Direction. Spot each line in the records below where the word "Контроль" occurs, then copy it.

--- start of Data ---

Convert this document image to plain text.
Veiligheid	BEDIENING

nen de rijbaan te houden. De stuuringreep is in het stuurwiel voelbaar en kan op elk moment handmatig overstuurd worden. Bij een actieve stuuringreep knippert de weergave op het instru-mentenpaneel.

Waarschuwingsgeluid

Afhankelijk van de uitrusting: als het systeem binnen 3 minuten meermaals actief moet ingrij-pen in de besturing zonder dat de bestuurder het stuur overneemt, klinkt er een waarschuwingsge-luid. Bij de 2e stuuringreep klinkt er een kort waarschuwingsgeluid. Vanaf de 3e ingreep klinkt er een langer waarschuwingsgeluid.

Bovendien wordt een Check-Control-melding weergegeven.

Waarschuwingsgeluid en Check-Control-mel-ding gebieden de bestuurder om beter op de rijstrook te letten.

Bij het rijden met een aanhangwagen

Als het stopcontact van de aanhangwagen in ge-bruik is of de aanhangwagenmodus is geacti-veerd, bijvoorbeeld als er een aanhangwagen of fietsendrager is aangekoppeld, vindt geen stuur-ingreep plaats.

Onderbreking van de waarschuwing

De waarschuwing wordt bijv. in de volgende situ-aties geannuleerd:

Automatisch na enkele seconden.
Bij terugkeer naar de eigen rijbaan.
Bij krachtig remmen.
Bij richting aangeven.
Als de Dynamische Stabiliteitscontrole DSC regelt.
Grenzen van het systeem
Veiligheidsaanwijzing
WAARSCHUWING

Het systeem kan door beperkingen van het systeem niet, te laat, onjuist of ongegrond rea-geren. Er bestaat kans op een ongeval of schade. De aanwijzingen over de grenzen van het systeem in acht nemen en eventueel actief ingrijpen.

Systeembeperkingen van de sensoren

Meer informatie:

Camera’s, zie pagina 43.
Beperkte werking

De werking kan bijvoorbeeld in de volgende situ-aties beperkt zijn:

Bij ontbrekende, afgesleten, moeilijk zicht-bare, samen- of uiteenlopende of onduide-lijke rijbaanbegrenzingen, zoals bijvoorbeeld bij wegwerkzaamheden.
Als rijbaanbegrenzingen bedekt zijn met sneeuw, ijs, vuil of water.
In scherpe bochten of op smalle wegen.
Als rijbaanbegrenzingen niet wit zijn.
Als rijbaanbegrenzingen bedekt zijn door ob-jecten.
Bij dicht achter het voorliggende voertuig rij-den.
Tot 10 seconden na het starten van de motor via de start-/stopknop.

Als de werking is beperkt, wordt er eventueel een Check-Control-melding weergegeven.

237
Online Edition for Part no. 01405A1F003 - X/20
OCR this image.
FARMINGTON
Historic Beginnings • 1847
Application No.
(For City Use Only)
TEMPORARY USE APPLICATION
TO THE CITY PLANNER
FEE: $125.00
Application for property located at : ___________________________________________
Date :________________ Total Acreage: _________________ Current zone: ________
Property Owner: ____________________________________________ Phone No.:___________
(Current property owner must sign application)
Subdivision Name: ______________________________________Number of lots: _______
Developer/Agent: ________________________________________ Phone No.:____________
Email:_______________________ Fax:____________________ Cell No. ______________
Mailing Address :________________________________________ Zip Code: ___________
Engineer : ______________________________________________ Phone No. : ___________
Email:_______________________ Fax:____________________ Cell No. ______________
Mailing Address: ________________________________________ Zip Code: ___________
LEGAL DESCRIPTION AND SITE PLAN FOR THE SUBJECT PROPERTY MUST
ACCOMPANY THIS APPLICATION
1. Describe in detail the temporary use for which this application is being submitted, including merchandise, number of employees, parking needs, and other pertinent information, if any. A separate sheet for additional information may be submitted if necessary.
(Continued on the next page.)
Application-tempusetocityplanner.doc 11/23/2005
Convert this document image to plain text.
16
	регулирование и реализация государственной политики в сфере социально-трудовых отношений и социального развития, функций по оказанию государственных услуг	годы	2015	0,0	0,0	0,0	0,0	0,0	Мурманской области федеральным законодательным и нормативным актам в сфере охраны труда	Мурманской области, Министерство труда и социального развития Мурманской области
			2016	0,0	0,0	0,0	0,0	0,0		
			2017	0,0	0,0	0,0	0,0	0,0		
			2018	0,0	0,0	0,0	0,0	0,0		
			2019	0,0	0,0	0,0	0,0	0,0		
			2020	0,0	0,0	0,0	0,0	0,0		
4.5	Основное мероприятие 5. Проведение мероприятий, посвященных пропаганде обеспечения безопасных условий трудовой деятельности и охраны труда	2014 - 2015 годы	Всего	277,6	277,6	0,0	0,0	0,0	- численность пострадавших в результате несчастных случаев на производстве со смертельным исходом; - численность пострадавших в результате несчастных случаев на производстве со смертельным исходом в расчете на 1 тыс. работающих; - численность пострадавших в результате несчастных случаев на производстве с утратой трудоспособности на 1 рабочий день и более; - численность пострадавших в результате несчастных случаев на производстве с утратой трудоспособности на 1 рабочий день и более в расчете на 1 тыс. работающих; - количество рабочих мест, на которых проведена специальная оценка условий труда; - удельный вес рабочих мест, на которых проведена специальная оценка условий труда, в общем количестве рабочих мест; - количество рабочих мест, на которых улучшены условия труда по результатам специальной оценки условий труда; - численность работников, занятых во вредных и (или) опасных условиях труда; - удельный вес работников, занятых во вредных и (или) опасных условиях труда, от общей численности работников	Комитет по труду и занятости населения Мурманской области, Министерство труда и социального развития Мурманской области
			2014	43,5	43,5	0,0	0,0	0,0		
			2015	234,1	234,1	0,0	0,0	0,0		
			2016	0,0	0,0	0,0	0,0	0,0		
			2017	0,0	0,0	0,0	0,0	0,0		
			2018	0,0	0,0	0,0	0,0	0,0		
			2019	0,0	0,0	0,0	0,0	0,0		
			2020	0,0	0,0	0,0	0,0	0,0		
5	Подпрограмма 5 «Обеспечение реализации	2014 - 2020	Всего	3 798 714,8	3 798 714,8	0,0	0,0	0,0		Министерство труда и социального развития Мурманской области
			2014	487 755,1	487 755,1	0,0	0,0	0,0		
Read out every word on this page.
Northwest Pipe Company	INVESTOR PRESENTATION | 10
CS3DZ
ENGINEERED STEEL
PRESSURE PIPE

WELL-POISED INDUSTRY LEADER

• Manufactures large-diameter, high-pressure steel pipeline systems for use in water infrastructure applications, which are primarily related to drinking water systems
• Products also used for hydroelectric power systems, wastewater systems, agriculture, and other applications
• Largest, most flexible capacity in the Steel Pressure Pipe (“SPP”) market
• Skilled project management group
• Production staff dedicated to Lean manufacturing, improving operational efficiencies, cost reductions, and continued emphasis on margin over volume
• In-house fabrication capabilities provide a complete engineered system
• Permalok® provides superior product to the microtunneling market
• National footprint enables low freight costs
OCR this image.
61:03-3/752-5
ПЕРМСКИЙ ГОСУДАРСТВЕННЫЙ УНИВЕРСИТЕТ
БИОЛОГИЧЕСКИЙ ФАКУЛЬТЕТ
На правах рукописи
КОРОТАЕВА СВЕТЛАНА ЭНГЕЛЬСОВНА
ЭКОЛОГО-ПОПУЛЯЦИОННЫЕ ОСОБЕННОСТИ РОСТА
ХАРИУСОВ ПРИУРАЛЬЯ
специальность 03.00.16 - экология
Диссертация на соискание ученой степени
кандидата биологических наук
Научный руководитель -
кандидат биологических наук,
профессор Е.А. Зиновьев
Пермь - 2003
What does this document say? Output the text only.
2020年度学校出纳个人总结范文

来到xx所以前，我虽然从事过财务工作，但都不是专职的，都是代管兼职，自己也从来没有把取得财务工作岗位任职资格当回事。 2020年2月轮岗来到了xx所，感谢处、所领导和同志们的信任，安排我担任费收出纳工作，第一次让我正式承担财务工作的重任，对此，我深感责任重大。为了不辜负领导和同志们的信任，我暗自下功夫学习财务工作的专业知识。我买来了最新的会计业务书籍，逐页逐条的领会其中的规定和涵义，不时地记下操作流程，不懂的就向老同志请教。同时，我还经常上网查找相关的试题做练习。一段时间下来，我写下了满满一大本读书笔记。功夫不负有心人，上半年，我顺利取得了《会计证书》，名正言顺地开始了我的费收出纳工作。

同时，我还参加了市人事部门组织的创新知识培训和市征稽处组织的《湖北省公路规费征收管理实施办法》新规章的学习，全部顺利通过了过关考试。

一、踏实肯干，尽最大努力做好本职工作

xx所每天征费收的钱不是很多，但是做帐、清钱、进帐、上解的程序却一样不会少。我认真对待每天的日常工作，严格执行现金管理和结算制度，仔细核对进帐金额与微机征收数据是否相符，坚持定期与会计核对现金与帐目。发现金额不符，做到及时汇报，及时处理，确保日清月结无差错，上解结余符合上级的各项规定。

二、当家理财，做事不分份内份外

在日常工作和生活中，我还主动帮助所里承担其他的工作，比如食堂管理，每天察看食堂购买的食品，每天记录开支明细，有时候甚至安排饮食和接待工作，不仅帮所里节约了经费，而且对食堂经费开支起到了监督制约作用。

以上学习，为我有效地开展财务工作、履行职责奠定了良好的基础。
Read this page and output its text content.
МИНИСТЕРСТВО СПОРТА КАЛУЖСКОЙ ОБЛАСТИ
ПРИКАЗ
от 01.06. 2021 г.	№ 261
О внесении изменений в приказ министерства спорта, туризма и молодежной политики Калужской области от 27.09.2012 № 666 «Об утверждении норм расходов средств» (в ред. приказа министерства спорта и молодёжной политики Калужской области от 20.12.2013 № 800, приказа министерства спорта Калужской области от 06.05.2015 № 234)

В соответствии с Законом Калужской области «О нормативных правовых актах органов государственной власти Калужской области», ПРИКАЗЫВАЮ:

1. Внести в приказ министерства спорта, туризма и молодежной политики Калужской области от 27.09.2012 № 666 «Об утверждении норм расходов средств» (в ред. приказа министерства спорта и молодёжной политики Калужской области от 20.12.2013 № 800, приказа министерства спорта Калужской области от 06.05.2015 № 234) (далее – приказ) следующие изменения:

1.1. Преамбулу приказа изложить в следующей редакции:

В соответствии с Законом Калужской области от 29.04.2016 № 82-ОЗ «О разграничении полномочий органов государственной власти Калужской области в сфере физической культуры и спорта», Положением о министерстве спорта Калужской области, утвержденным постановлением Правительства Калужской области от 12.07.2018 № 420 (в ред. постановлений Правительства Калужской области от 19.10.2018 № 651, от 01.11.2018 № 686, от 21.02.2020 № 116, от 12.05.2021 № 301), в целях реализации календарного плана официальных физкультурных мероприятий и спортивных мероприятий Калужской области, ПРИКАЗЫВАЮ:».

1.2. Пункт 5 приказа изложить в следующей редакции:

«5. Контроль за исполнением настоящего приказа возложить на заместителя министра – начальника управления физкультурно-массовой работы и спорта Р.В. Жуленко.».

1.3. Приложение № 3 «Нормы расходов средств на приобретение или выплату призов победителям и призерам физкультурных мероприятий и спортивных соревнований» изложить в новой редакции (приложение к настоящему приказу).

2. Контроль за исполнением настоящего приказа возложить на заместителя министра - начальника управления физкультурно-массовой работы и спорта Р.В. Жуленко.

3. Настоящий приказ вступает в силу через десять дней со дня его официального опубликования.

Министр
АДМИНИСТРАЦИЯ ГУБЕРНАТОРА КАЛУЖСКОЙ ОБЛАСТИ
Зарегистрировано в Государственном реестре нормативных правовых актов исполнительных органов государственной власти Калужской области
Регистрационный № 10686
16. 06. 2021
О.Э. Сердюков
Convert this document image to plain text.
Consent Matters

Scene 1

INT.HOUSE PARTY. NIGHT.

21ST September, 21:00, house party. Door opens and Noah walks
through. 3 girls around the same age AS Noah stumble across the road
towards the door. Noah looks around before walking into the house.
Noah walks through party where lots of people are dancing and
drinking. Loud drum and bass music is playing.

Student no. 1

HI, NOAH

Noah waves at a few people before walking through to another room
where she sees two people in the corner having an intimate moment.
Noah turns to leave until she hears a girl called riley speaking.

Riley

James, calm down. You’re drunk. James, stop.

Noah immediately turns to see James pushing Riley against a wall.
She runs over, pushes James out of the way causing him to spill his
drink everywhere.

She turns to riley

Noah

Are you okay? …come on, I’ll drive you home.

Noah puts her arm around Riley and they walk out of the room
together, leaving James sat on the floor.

--- end of Data ---

Completed exercise.
«5. Контроль за исполнением настоящего приказа возложить на заместителя министра – начальника управления физкультурно-массовой работы и спорта Р.В. Жуленко.».
2. Контроль за исполнением настоящего приказа возложить на заместителя министра - начальника управления физкультурно-массовой работы и спорта Р.В. Жуленко.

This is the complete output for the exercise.